> [What to produce]:
Exclude the pictures and reproduce the remaining data exactly as written.

* * * * * * * * *

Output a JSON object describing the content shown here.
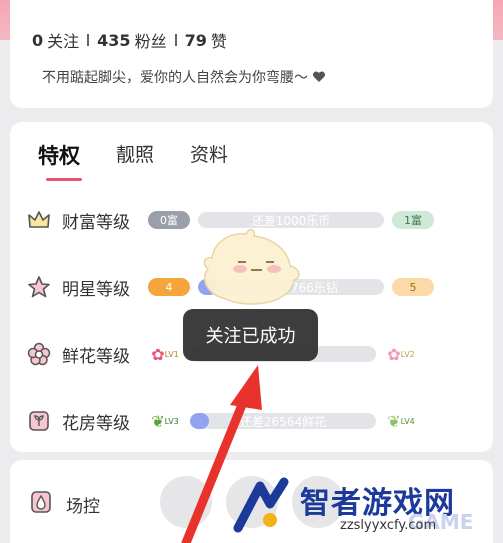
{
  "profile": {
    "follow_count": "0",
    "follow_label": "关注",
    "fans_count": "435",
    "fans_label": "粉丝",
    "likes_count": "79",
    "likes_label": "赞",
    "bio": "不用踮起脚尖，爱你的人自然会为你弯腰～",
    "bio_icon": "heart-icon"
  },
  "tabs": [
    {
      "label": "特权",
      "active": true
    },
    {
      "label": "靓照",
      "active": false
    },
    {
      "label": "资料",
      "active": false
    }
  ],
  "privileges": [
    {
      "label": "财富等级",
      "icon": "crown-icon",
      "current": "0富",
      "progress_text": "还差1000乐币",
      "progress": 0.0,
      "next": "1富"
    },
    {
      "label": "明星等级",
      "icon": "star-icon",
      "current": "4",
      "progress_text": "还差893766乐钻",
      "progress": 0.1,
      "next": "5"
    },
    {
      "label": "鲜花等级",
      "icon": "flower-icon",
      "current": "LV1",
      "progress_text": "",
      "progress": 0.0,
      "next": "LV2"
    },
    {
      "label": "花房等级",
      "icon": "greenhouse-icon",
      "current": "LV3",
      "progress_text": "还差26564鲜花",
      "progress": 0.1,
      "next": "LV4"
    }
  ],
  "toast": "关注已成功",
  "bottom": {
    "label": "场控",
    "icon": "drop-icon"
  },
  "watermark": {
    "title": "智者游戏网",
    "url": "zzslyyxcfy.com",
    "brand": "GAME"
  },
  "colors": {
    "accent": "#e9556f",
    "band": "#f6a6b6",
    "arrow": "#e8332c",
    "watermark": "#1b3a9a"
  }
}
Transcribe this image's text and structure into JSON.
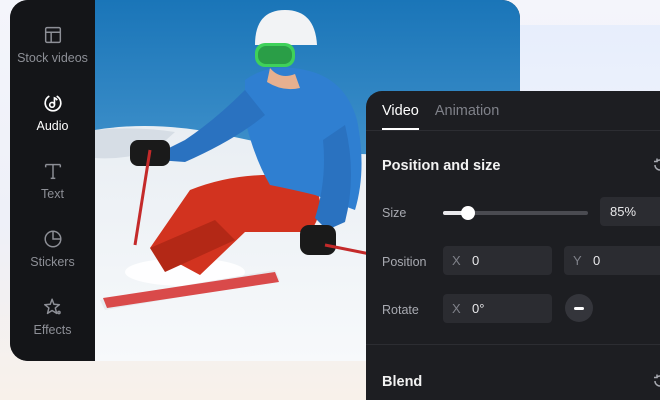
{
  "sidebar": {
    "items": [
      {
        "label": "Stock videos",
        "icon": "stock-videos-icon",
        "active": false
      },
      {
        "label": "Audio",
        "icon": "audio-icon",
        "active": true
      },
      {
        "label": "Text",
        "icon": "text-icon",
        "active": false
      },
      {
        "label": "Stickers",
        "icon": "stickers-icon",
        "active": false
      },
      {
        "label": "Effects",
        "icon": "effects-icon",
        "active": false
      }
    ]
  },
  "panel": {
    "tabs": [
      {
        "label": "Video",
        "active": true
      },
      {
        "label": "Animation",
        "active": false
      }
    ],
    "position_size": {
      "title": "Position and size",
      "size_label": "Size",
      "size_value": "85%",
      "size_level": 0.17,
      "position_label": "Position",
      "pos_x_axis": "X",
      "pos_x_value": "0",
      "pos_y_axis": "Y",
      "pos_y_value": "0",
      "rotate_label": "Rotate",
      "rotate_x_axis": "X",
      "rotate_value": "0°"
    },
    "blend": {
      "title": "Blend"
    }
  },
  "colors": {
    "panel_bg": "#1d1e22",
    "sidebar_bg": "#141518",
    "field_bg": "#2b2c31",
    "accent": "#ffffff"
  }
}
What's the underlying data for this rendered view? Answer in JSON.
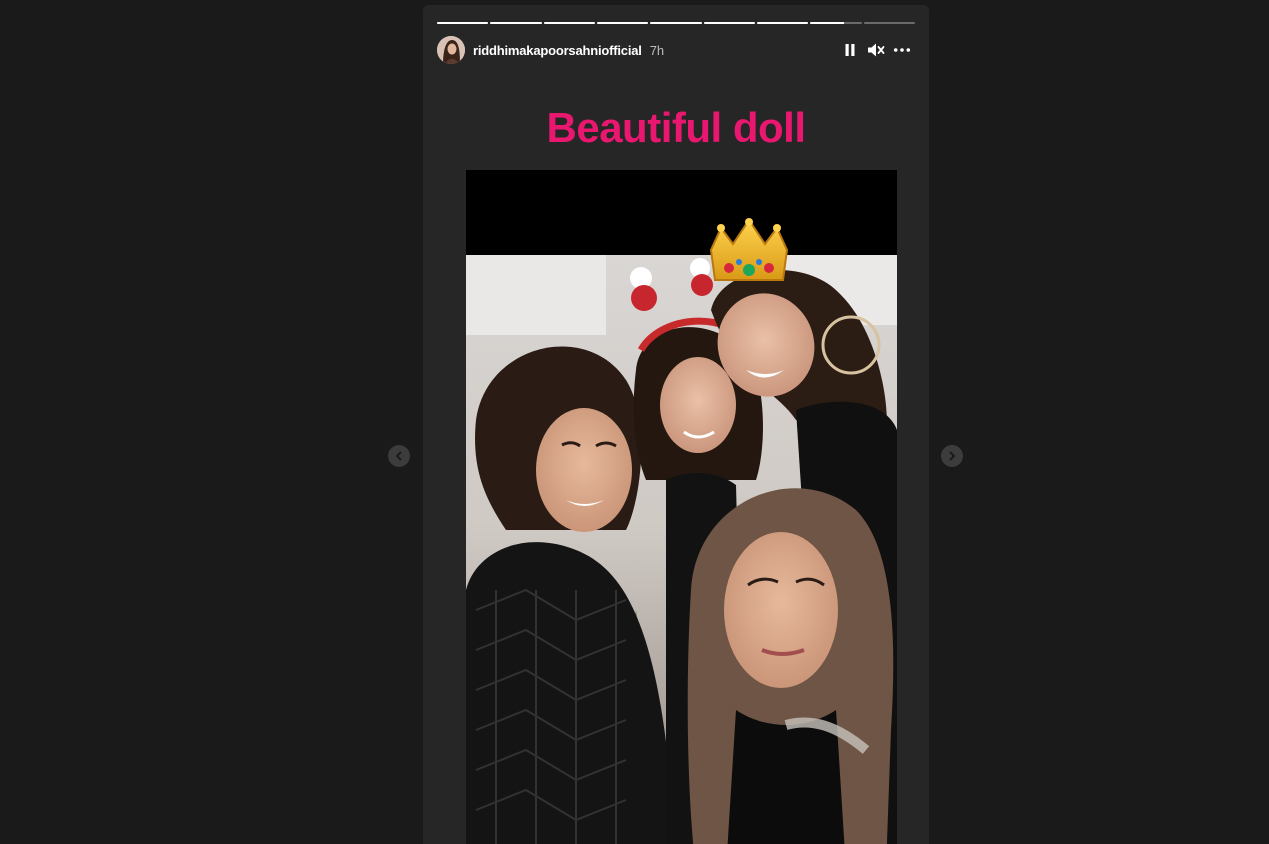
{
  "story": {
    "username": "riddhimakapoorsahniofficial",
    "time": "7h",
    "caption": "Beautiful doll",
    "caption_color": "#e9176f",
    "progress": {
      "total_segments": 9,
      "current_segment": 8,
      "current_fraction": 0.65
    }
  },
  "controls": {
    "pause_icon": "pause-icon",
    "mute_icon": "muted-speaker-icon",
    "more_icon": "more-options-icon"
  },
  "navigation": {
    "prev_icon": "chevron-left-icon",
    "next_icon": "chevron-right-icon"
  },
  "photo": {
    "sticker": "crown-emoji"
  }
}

* * * * * * * * *

> [Written response]:
Output a JSON object describing the content shown here.
{
  "profile": {
    "follow_count": "0",
    "follow_label": "关注",
    "fans_count": "435",
    "fans_label": "粉丝",
    "likes_count": "79",
    "likes_label": "赞",
    "bio": "不用踮起脚尖，爱你的人自然会为你弯腰～",
    "bio_icon": "heart-icon"
  },
  "tabs": [
    {
      "label": "特权",
      "active": true
    },
    {
      "label": "靓照",
      "active": false
    },
    {
      "label": "资料",
      "active": false
    }
  ],
  "privileges": [
    {
      "label": "财富等级",
      "icon": "crown-icon",
      "current": "0富",
      "progress_text": "还差1000乐币",
      "progress": 0.0,
      "next": "1富"
    },
    {
      "label": "明星等级",
      "icon": "star-icon",
      "current": "4",
      "progress_text": "还差893766乐钻",
      "progress": 0.1,
      "next": "5"
    },
    {
      "label": "鲜花等级",
      "icon": "flower-icon",
      "current": "LV1",
      "progress_text": "",
      "progress": 0.0,
      "next": "LV2"
    },
    {
      "label": "花房等级",
      "icon": "greenhouse-icon",
      "current": "LV3",
      "progress_text": "还差26564鲜花",
      "progress": 0.1,
      "next": "LV4"
    }
  ],
  "toast": "关注已成功",
  "bottom": {
    "label": "场控",
    "icon": "drop-icon"
  },
  "watermark": {
    "title": "智者游戏网",
    "url": "zzslyyxcfy.com",
    "brand": "GAME"
  },
  "colors": {
    "accent": "#e9556f",
    "band": "#f6a6b6",
    "arrow": "#e8332c",
    "watermark": "#1b3a9a"
  }
}
Transcribe this image's text and structure into JSON.
{
  "sidebar": {
    "items": [
      {
        "label": "Stock videos",
        "icon": "stock-videos-icon",
        "active": false
      },
      {
        "label": "Audio",
        "icon": "audio-icon",
        "active": true
      },
      {
        "label": "Text",
        "icon": "text-icon",
        "active": false
      },
      {
        "label": "Stickers",
        "icon": "stickers-icon",
        "active": false
      },
      {
        "label": "Effects",
        "icon": "effects-icon",
        "active": false
      }
    ]
  },
  "panel": {
    "tabs": [
      {
        "label": "Video",
        "active": true
      },
      {
        "label": "Animation",
        "active": false
      }
    ],
    "position_size": {
      "title": "Position and size",
      "size_label": "Size",
      "size_value": "85%",
      "size_level": 0.17,
      "position_label": "Position",
      "pos_x_axis": "X",
      "pos_x_value": "0",
      "pos_y_axis": "Y",
      "pos_y_value": "0",
      "rotate_label": "Rotate",
      "rotate_x_axis": "X",
      "rotate_value": "0°"
    },
    "blend": {
      "title": "Blend"
    }
  },
  "colors": {
    "panel_bg": "#1d1e22",
    "sidebar_bg": "#141518",
    "field_bg": "#2b2c31",
    "accent": "#ffffff"
  }
}
What's the underlying data for this rendered view? Answer in JSON.
{
  "story": {
    "username": "riddhimakapoorsahniofficial",
    "time": "7h",
    "caption": "Beautiful doll",
    "caption_color": "#e9176f",
    "progress": {
      "total_segments": 9,
      "current_segment": 8,
      "current_fraction": 0.65
    }
  },
  "controls": {
    "pause_icon": "pause-icon",
    "mute_icon": "muted-speaker-icon",
    "more_icon": "more-options-icon"
  },
  "navigation": {
    "prev_icon": "chevron-left-icon",
    "next_icon": "chevron-right-icon"
  },
  "photo": {
    "sticker": "crown-emoji"
  }
}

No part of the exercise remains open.